◆ Dataset rows:
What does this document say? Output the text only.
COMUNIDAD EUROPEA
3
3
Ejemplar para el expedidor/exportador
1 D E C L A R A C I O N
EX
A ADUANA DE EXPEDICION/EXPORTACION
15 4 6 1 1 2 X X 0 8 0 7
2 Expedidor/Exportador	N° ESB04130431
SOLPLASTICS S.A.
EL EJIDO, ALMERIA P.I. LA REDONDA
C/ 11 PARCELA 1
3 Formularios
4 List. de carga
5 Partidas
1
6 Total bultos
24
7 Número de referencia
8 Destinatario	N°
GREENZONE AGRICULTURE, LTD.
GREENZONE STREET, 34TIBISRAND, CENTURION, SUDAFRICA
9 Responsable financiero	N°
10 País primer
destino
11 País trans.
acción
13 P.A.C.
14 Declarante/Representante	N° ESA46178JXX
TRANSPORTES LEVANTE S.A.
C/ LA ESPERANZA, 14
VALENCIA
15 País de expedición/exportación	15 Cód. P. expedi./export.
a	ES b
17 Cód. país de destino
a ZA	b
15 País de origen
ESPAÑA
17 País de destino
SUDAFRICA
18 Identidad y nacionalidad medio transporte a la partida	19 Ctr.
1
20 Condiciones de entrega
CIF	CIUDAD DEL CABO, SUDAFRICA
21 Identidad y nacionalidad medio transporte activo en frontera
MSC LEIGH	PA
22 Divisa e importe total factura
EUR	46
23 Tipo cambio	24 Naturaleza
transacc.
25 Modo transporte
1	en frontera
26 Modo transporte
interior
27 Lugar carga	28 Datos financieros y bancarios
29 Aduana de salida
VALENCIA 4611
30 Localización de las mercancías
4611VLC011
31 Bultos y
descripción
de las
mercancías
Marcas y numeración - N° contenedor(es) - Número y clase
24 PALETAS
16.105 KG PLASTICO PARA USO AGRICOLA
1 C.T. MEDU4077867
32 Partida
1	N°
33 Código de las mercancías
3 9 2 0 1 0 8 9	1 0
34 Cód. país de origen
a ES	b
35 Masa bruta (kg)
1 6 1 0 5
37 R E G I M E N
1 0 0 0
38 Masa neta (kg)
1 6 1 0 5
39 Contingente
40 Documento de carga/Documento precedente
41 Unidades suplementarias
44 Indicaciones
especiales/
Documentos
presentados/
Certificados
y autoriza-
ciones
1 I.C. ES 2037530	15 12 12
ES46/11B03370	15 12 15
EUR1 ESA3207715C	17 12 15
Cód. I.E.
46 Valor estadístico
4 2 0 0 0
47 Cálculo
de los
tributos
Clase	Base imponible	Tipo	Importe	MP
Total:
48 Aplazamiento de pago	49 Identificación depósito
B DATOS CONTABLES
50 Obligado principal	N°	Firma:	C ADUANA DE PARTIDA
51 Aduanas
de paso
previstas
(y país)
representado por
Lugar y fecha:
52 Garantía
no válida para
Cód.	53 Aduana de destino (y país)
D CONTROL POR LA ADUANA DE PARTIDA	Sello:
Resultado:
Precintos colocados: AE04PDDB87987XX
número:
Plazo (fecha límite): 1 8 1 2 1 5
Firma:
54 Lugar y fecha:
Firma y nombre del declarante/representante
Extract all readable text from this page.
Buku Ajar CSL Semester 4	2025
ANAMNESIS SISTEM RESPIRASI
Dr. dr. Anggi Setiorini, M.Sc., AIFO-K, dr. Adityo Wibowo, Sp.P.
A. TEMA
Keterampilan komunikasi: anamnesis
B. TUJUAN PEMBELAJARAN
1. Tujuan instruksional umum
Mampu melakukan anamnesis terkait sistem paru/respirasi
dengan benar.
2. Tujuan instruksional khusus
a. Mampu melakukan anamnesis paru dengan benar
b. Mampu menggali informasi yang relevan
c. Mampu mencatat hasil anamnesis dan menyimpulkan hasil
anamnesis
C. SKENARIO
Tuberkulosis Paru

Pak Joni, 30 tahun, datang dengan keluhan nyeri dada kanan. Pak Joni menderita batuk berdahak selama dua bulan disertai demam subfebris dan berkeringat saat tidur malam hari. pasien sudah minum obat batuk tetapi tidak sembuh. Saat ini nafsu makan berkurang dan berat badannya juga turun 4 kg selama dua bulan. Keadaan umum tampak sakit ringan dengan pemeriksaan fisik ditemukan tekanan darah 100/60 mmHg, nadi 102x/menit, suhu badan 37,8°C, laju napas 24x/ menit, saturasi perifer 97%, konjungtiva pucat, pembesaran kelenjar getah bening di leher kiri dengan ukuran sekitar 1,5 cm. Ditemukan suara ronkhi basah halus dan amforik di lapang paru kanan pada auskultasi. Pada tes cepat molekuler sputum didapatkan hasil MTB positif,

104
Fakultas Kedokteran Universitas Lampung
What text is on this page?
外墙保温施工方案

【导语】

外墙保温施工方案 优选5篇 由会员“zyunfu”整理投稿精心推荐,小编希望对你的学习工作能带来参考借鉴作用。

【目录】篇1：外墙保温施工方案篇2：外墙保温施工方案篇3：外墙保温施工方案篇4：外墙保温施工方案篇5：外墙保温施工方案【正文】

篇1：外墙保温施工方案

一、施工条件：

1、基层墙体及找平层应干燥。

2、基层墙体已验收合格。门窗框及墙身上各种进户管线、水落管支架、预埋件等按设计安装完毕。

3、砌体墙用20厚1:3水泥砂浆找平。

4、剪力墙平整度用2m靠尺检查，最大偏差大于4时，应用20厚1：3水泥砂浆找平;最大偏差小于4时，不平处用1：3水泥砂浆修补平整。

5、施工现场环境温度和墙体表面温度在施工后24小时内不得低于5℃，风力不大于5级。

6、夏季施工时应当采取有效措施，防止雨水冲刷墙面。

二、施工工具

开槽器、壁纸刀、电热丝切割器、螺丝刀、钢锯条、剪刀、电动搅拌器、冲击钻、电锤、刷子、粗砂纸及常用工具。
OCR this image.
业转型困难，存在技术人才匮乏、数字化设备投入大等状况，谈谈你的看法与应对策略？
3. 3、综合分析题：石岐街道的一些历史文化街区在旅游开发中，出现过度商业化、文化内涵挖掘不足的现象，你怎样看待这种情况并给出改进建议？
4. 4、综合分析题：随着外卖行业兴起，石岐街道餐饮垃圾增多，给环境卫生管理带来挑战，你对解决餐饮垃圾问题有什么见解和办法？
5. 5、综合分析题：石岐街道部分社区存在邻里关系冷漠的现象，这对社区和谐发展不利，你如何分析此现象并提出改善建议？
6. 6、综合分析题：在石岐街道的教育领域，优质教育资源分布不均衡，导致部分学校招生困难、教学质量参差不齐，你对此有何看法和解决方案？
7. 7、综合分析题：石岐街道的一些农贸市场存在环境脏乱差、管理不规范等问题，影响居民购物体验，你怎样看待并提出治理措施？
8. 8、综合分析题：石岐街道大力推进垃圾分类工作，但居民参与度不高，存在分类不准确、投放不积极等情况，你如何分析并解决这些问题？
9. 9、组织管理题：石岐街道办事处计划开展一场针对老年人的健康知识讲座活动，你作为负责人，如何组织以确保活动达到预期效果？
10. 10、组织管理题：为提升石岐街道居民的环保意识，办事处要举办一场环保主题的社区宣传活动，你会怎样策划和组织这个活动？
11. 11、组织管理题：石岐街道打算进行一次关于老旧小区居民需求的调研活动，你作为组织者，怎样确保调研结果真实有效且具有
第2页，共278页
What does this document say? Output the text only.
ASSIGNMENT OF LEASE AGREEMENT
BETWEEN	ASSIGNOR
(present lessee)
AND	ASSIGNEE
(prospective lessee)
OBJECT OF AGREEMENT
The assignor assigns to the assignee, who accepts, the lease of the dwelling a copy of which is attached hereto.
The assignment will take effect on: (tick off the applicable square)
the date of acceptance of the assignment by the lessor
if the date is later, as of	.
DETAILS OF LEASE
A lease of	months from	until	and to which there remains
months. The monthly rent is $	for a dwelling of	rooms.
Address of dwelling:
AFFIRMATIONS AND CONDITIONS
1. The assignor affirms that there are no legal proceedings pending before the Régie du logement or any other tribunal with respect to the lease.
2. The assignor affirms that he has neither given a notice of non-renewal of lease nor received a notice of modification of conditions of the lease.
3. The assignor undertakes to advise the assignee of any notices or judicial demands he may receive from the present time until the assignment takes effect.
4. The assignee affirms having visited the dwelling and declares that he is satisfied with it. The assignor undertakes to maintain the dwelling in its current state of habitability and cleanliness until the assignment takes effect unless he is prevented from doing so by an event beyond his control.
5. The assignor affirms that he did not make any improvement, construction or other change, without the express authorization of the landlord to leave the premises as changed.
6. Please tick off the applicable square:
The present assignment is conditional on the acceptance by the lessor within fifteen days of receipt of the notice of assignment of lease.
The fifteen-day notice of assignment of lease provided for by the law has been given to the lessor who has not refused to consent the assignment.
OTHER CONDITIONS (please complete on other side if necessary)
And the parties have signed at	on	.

◆ What to produce: Your task is to pick out every line with the string "that" and copy it.

◆ Result for this task:
1. The assignor affirms that there are no legal proceedings pending before the Régie du logement or any other tribunal with respect to the lease.
2. The assignor affirms that he has neither given a notice of non-renewal of lease nor received a notice of modification of conditions of the lease.
4. The assignee affirms having visited the dwelling and declares that he is satisfied with it. The assignor undertakes to maintain the dwelling in its current state of habitability and cleanliness until the assignment takes effect unless he is prevented from doing so by an event beyond his control.
5. The assignor affirms that he did not make any improvement, construction or other change, without the express authorization of the landlord to leave the premises as changed.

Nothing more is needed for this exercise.